Dataset records:
○ ○ ○ ○

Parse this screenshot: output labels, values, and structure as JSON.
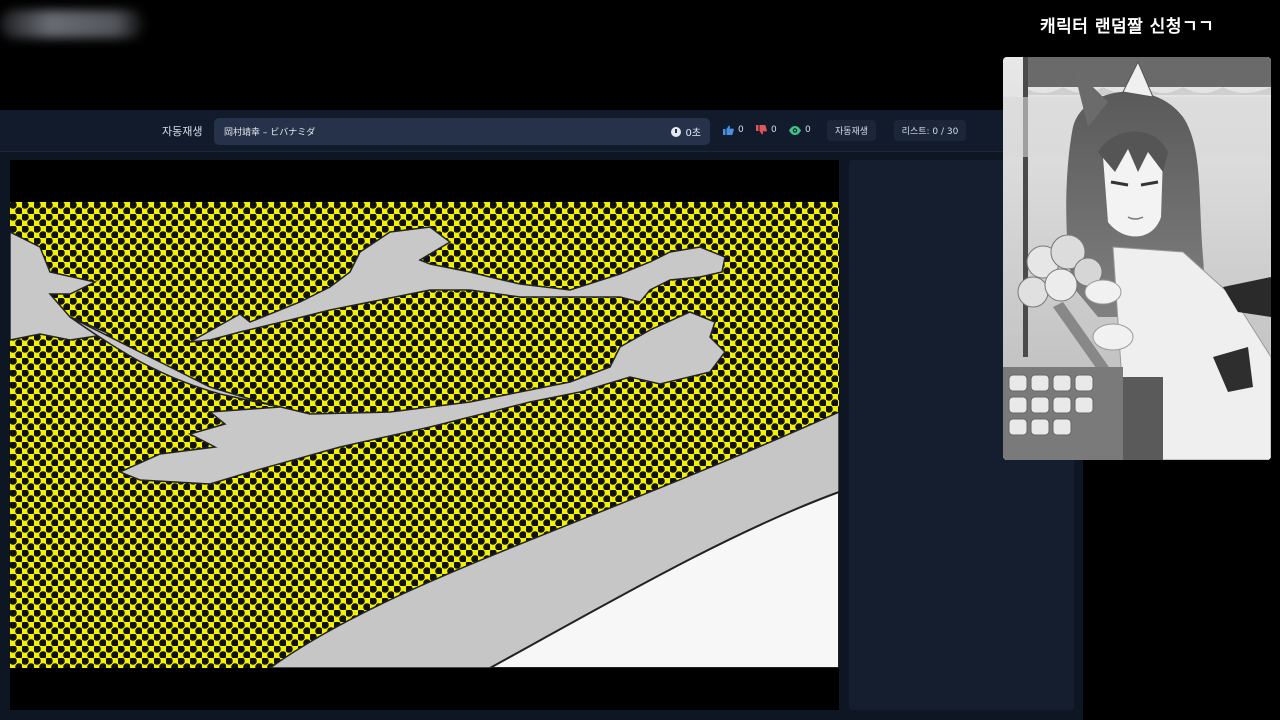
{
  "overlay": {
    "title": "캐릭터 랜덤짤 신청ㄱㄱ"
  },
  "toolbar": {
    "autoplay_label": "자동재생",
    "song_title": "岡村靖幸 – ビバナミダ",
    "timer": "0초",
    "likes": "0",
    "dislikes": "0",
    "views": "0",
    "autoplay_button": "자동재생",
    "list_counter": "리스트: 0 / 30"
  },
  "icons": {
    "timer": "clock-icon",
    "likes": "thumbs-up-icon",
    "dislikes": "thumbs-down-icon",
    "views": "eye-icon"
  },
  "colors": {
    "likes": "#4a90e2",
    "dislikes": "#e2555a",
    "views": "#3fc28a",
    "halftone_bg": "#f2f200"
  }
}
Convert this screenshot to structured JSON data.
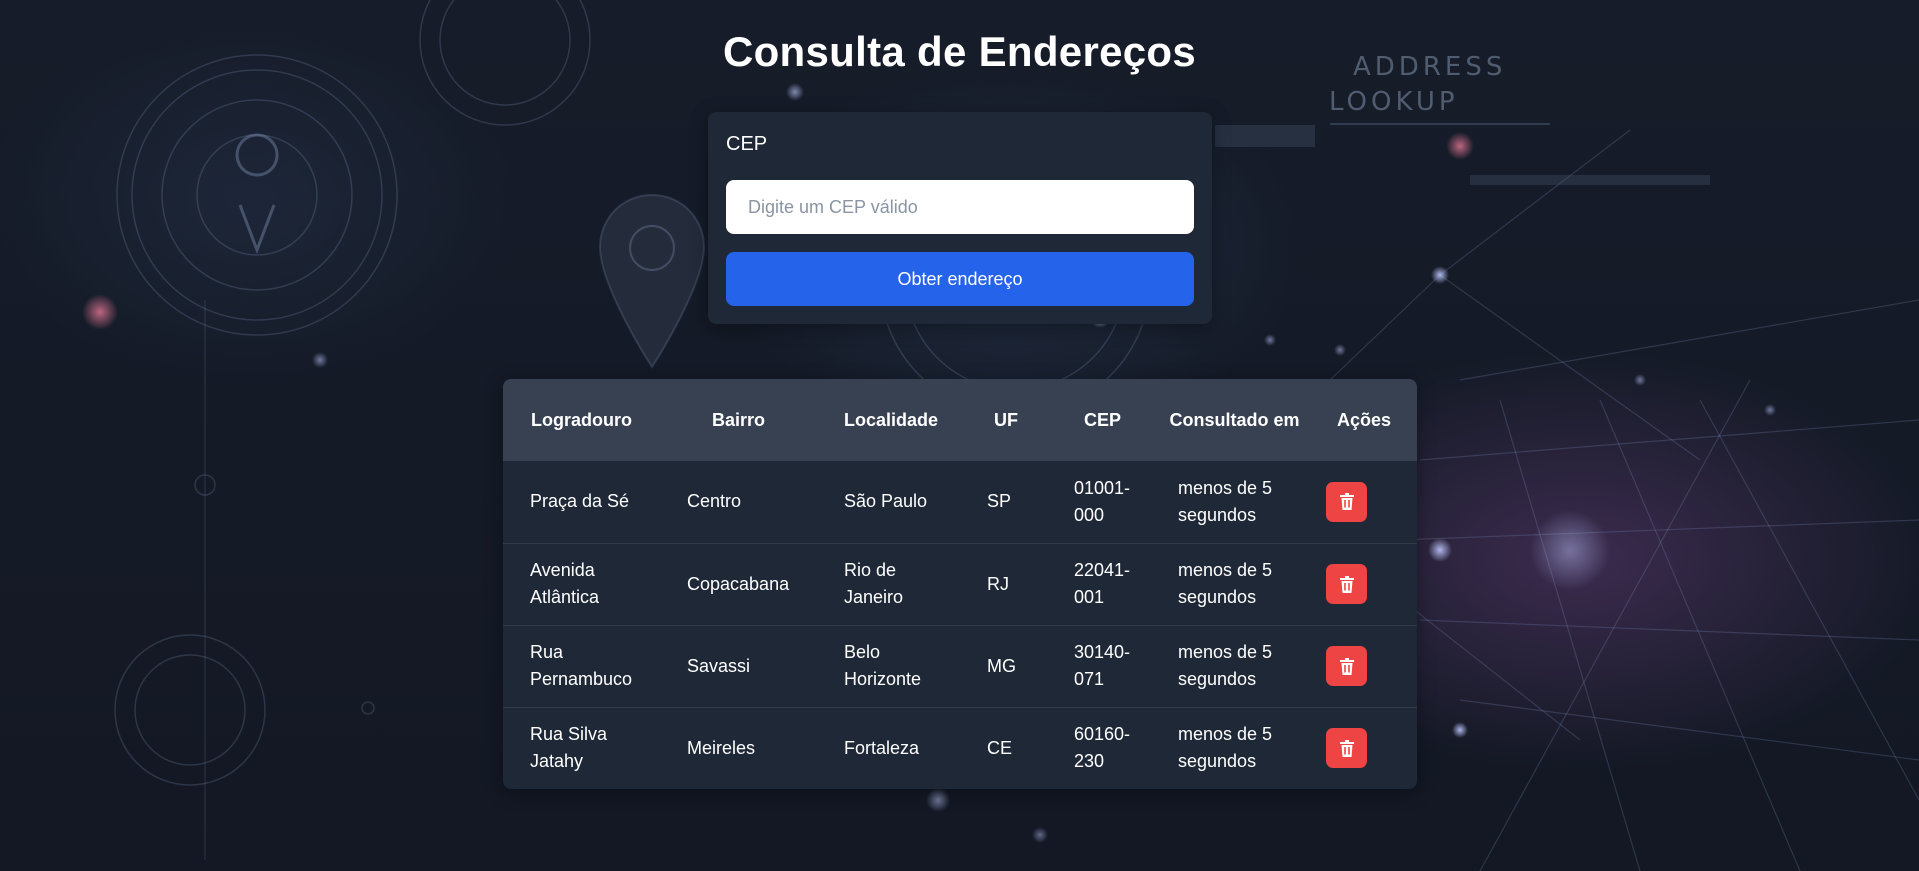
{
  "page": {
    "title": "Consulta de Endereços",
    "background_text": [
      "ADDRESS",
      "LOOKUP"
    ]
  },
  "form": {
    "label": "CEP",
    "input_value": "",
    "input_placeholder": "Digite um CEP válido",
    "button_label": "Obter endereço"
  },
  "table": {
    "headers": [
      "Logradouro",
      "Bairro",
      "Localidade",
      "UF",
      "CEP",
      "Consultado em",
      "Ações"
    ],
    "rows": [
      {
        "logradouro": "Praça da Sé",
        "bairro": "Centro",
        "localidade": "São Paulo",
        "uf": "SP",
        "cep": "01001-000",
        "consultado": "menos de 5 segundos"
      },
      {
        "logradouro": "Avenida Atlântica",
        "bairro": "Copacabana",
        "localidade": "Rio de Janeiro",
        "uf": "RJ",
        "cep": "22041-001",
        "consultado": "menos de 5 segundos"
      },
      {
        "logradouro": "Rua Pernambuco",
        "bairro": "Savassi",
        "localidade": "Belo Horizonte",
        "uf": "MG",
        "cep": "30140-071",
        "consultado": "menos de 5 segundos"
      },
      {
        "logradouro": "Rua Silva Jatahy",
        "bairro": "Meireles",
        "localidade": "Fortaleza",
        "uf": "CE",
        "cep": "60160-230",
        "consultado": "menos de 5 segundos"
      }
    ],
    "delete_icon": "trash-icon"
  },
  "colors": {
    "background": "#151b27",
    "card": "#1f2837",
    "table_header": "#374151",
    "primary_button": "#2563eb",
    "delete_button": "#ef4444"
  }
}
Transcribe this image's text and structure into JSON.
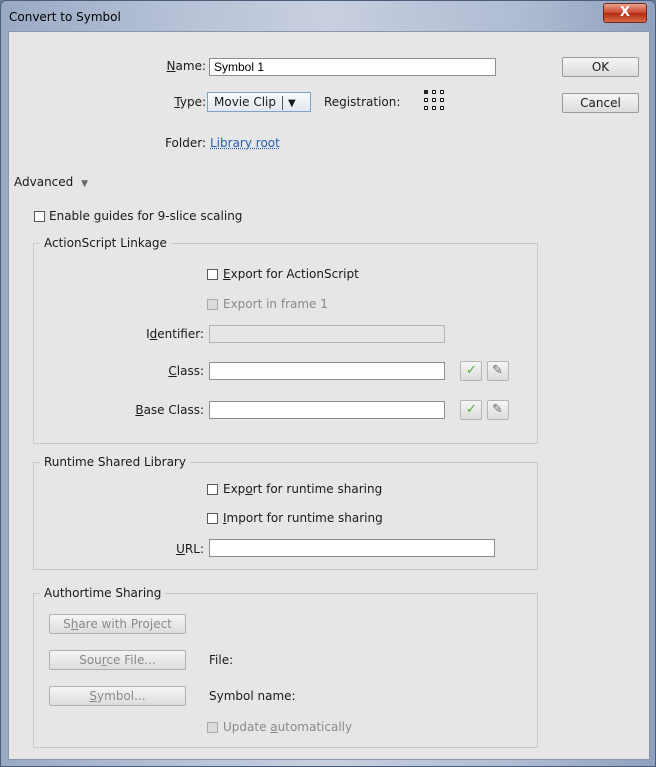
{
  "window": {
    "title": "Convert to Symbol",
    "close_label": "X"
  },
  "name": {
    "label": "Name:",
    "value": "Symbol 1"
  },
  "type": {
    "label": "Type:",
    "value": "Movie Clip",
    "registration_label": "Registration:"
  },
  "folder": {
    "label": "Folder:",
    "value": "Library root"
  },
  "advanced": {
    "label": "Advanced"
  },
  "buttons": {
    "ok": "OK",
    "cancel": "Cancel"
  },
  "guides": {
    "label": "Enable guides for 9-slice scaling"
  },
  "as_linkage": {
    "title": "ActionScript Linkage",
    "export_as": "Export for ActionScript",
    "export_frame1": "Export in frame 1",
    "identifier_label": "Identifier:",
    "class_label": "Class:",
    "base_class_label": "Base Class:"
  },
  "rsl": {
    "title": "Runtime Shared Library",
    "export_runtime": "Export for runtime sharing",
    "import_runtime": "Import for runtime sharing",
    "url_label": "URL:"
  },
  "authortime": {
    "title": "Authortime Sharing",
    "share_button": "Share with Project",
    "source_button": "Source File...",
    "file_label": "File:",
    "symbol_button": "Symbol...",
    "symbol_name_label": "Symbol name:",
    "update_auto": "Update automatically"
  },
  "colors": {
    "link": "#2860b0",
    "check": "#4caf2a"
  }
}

○ ○ ○ ○

_GOAL OF THE EXERCISE_: Omit the pictures, then quote the rest of the material above exactly.

_SOLUTION TO THE PROBLEM_:
Parse this screenshot: output labels, values, and structure as JSON.
{
  "overlay": {
    "title": "캐릭터 랜덤짤 신청ㄱㄱ"
  },
  "toolbar": {
    "autoplay_label": "자동재생",
    "song_title": "岡村靖幸 – ビバナミダ",
    "timer": "0초",
    "likes": "0",
    "dislikes": "0",
    "views": "0",
    "autoplay_button": "자동재생",
    "list_counter": "리스트: 0 / 30"
  },
  "icons": {
    "timer": "clock-icon",
    "likes": "thumbs-up-icon",
    "dislikes": "thumbs-down-icon",
    "views": "eye-icon"
  },
  "colors": {
    "likes": "#4a90e2",
    "dislikes": "#e2555a",
    "views": "#3fc28a",
    "halftone_bg": "#f2f200"
  }
}
Convert this screenshot to structured JSON data.
{
  "page": {
    "title": "Consulta de Endereços",
    "background_text": [
      "ADDRESS",
      "LOOKUP"
    ]
  },
  "form": {
    "label": "CEP",
    "input_value": "",
    "input_placeholder": "Digite um CEP válido",
    "button_label": "Obter endereço"
  },
  "table": {
    "headers": [
      "Logradouro",
      "Bairro",
      "Localidade",
      "UF",
      "CEP",
      "Consultado em",
      "Ações"
    ],
    "rows": [
      {
        "logradouro": "Praça da Sé",
        "bairro": "Centro",
        "localidade": "São Paulo",
        "uf": "SP",
        "cep": "01001-000",
        "consultado": "menos de 5 segundos"
      },
      {
        "logradouro": "Avenida Atlântica",
        "bairro": "Copacabana",
        "localidade": "Rio de Janeiro",
        "uf": "RJ",
        "cep": "22041-001",
        "consultado": "menos de 5 segundos"
      },
      {
        "logradouro": "Rua Pernambuco",
        "bairro": "Savassi",
        "localidade": "Belo Horizonte",
        "uf": "MG",
        "cep": "30140-071",
        "consultado": "menos de 5 segundos"
      },
      {
        "logradouro": "Rua Silva Jatahy",
        "bairro": "Meireles",
        "localidade": "Fortaleza",
        "uf": "CE",
        "cep": "60160-230",
        "consultado": "menos de 5 segundos"
      }
    ],
    "delete_icon": "trash-icon"
  },
  "colors": {
    "background": "#151b27",
    "card": "#1f2837",
    "table_header": "#374151",
    "primary_button": "#2563eb",
    "delete_button": "#ef4444"
  }
}
Transcribe this image's text and structure into JSON.
{
  "window": {
    "title": "Convert to Symbol",
    "close_label": "X"
  },
  "name": {
    "label": "Name:",
    "value": "Symbol 1"
  },
  "type": {
    "label": "Type:",
    "value": "Movie Clip",
    "registration_label": "Registration:"
  },
  "folder": {
    "label": "Folder:",
    "value": "Library root"
  },
  "advanced": {
    "label": "Advanced"
  },
  "buttons": {
    "ok": "OK",
    "cancel": "Cancel"
  },
  "guides": {
    "label": "Enable guides for 9-slice scaling"
  },
  "as_linkage": {
    "title": "ActionScript Linkage",
    "export_as": "Export for ActionScript",
    "export_frame1": "Export in frame 1",
    "identifier_label": "Identifier:",
    "class_label": "Class:",
    "base_class_label": "Base Class:"
  },
  "rsl": {
    "title": "Runtime Shared Library",
    "export_runtime": "Export for runtime sharing",
    "import_runtime": "Import for runtime sharing",
    "url_label": "URL:"
  },
  "authortime": {
    "title": "Authortime Sharing",
    "share_button": "Share with Project",
    "source_button": "Source File...",
    "file_label": "File:",
    "symbol_button": "Symbol...",
    "symbol_name_label": "Symbol name:",
    "update_auto": "Update automatically"
  },
  "colors": {
    "link": "#2860b0",
    "check": "#4caf2a"
  }
}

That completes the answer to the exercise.